→ Aim of the exercise
Pictures within the data are to be left out; everything else must be reproduced exactly.
---------------
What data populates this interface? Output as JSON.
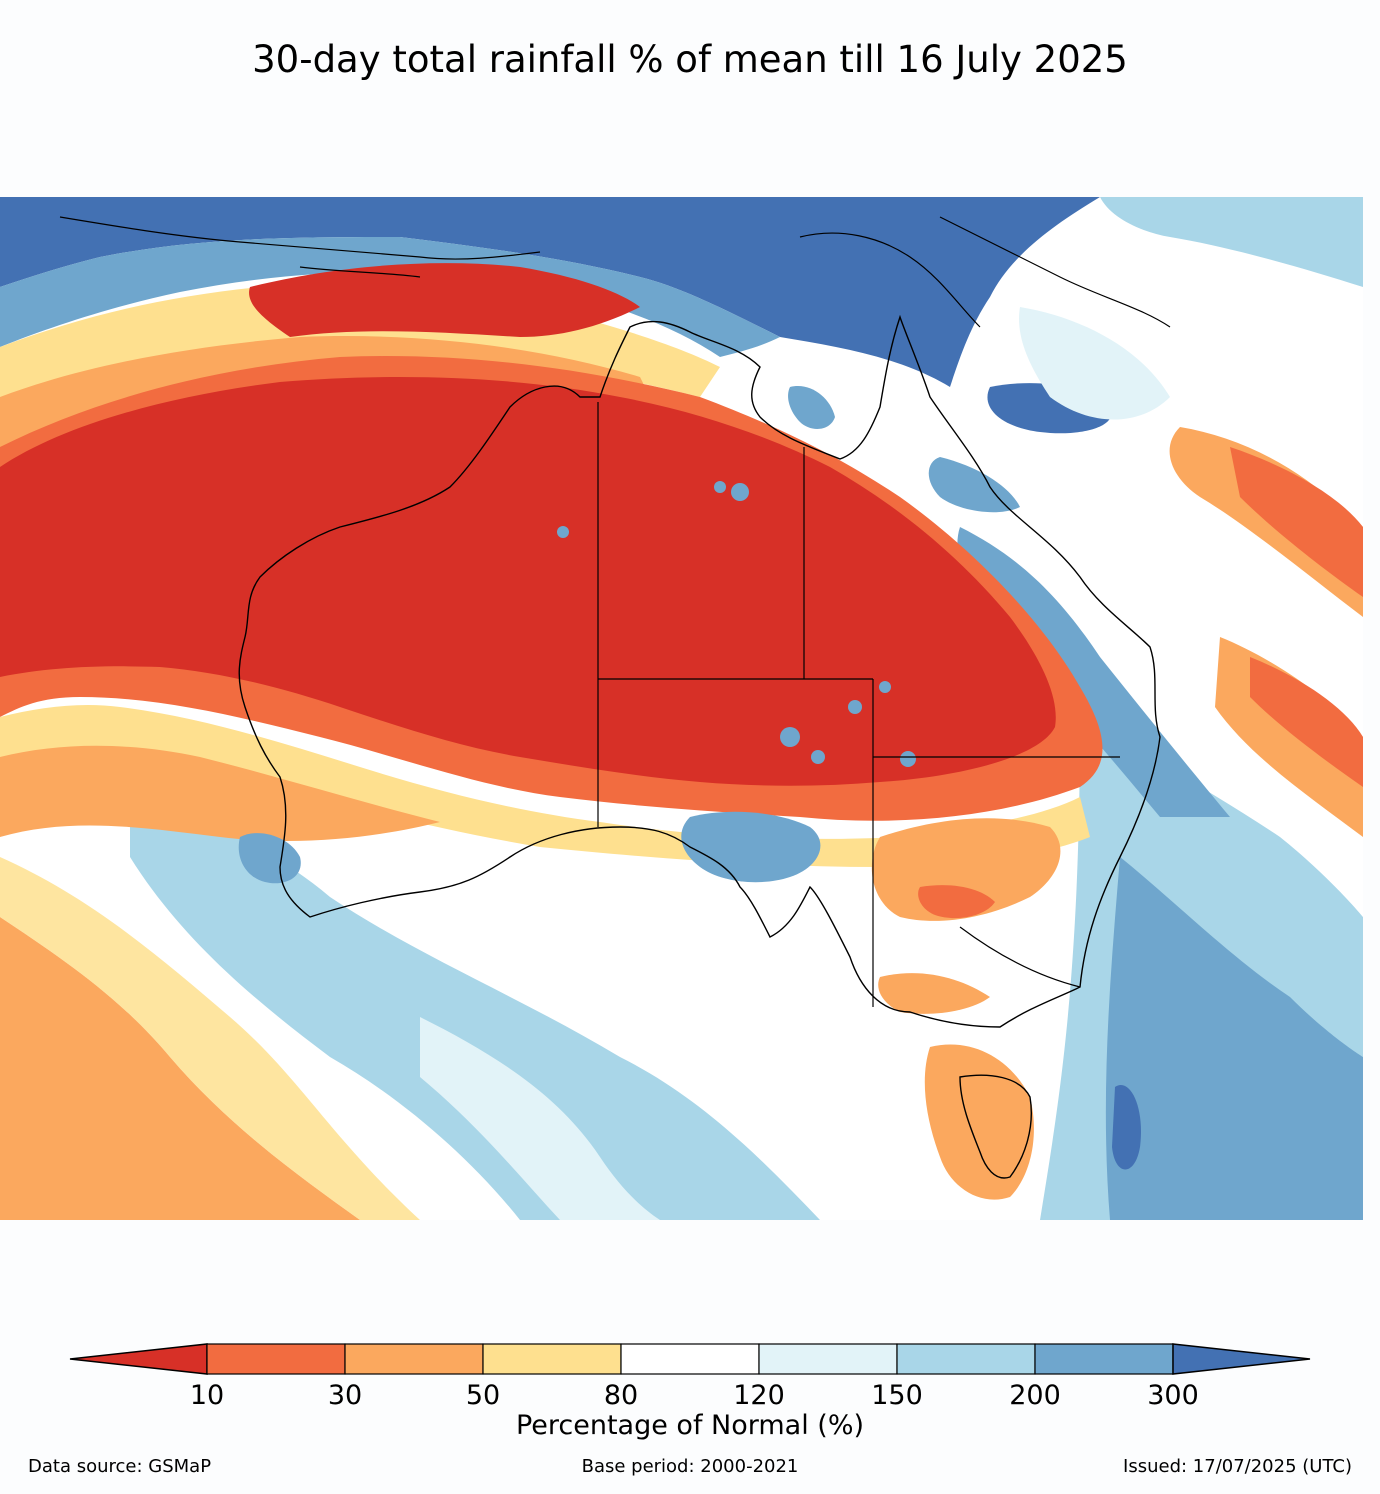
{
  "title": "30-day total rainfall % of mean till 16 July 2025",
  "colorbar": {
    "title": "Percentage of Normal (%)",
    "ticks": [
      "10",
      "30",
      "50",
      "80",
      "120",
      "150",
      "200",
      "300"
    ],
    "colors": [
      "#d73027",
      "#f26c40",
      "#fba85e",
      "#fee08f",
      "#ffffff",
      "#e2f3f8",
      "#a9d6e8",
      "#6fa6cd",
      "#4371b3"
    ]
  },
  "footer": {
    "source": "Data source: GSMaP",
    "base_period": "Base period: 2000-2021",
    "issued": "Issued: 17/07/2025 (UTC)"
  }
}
---------------
→ Problem solution
What data populates this interface? Output as JSON.
{
  "title": "30-day total rainfall % of mean till 16 July 2025",
  "colorbar": {
    "title": "Percentage of Normal (%)",
    "ticks": [
      "10",
      "30",
      "50",
      "80",
      "120",
      "150",
      "200",
      "300"
    ],
    "colors": [
      "#d73027",
      "#f26c40",
      "#fba85e",
      "#fee08f",
      "#ffffff",
      "#e2f3f8",
      "#a9d6e8",
      "#6fa6cd",
      "#4371b3"
    ]
  },
  "footer": {
    "source": "Data source: GSMaP",
    "base_period": "Base period: 2000-2021",
    "issued": "Issued: 17/07/2025 (UTC)"
  }
}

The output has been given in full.